> **Written request**: Return each line of the records holding the string "from".

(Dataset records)
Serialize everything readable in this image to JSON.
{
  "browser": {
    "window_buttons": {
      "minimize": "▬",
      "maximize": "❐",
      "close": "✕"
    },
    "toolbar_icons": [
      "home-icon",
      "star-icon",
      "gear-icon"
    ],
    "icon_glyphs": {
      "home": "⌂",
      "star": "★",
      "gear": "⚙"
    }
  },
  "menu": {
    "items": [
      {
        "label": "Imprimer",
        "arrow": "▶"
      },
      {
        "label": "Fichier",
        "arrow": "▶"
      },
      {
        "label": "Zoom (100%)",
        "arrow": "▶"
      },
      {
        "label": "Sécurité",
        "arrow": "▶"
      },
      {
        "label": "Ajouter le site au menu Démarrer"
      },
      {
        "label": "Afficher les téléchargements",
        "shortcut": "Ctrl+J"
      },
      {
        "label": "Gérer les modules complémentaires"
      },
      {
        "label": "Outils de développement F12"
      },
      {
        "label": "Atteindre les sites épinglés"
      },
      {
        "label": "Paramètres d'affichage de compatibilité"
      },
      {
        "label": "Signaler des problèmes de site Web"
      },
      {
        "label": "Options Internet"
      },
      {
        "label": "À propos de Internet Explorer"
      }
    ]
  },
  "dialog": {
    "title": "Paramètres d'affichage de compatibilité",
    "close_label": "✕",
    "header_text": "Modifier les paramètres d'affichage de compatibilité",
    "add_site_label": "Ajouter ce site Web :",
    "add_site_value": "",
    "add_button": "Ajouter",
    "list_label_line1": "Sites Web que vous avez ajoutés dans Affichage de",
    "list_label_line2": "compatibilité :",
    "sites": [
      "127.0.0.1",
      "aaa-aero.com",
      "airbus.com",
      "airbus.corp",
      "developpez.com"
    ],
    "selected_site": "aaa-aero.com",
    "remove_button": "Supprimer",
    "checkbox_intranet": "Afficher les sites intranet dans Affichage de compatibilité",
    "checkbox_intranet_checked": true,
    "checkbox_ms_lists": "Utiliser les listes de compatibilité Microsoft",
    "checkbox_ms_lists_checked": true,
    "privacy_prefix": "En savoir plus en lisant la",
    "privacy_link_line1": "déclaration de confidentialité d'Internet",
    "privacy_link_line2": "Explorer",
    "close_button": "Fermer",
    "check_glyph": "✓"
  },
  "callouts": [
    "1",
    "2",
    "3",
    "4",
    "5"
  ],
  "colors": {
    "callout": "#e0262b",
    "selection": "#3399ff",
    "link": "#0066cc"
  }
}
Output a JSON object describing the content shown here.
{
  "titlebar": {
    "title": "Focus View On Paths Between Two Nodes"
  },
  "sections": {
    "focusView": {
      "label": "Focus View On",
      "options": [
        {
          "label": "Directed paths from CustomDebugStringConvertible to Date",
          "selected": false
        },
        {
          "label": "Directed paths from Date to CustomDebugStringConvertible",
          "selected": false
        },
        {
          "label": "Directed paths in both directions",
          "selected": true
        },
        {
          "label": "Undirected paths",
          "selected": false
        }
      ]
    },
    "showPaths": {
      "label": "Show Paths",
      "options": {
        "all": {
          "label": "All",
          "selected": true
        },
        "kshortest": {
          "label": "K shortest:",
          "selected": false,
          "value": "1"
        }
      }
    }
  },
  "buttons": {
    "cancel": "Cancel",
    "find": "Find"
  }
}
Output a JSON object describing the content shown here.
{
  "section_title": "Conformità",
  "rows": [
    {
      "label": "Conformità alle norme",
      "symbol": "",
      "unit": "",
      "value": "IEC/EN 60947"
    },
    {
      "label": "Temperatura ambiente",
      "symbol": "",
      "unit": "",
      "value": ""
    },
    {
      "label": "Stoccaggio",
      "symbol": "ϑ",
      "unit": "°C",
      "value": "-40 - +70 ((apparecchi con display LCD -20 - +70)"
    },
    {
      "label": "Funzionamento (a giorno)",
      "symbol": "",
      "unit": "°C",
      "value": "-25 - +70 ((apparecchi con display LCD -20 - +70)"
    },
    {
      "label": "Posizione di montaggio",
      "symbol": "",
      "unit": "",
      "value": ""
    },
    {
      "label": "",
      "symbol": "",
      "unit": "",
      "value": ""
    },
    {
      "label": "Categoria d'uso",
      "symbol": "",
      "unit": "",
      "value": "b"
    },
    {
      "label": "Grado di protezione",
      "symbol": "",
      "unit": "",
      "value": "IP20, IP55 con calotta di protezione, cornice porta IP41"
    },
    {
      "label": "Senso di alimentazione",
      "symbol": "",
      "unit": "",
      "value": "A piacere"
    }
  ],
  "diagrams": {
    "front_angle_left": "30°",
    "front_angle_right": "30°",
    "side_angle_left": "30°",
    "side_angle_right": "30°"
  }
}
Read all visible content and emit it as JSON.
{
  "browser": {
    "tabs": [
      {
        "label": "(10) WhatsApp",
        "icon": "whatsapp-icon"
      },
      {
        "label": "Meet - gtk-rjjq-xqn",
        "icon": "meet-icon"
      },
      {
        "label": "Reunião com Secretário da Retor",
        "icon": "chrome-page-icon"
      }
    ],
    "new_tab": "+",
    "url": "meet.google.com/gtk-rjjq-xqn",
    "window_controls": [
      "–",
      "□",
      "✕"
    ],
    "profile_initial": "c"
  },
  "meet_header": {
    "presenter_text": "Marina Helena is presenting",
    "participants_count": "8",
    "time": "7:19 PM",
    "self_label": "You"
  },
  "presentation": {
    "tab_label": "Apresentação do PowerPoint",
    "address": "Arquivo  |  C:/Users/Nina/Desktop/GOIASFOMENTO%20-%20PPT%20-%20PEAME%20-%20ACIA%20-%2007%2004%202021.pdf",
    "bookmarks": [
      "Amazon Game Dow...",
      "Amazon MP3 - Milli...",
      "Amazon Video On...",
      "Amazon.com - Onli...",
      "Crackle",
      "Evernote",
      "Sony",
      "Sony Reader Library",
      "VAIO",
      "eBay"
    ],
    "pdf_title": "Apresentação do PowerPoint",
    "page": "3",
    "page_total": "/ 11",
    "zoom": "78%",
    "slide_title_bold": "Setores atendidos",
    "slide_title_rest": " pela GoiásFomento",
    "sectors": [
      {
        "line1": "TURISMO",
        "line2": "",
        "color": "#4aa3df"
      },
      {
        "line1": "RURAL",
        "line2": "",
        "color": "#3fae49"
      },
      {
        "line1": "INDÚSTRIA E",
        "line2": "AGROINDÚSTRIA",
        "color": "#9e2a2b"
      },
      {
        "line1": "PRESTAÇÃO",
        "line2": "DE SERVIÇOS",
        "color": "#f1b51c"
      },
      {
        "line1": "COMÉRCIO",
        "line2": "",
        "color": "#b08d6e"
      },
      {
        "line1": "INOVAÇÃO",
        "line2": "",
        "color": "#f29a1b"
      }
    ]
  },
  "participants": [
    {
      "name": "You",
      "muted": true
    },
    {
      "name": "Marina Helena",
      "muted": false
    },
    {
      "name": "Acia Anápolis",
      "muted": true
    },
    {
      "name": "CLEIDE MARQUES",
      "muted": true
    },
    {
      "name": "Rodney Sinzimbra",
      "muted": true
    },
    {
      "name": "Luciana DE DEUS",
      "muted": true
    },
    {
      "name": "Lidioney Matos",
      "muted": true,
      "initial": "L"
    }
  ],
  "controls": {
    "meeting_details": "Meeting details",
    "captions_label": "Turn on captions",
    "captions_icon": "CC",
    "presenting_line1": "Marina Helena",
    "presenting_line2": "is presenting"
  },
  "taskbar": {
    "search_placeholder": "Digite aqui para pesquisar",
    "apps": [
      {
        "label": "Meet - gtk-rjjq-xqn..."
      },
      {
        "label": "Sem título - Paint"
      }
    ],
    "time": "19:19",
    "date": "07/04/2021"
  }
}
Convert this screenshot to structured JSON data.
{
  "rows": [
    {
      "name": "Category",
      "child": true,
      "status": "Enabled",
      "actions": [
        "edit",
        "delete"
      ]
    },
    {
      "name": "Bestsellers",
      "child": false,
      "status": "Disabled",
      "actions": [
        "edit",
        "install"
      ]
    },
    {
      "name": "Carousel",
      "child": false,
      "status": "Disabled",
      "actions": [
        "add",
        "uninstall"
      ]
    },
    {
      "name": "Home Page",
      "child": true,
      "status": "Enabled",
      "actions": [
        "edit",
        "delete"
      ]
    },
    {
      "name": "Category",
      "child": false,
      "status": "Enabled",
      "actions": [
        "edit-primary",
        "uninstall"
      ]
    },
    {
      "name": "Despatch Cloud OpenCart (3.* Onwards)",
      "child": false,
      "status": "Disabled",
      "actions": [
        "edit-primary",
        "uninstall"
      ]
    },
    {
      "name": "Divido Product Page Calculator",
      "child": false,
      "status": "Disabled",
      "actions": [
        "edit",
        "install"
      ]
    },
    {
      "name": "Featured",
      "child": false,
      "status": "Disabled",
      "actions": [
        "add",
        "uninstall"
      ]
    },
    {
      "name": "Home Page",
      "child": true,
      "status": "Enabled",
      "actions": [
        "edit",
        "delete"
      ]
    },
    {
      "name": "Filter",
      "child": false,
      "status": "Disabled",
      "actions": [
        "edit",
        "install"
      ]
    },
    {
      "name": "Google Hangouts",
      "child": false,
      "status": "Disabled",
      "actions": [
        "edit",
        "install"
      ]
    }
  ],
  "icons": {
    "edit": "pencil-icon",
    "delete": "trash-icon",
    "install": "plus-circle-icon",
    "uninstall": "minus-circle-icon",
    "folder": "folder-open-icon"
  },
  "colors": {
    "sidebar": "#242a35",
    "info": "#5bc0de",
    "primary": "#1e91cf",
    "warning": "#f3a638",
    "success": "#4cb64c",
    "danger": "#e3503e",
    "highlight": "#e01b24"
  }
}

> **Worked solution**:
          "label": "Directed paths from CustomDebugStringConvertible to Date",
          "label": "Directed paths from Date to CustomDebugStringConvertible",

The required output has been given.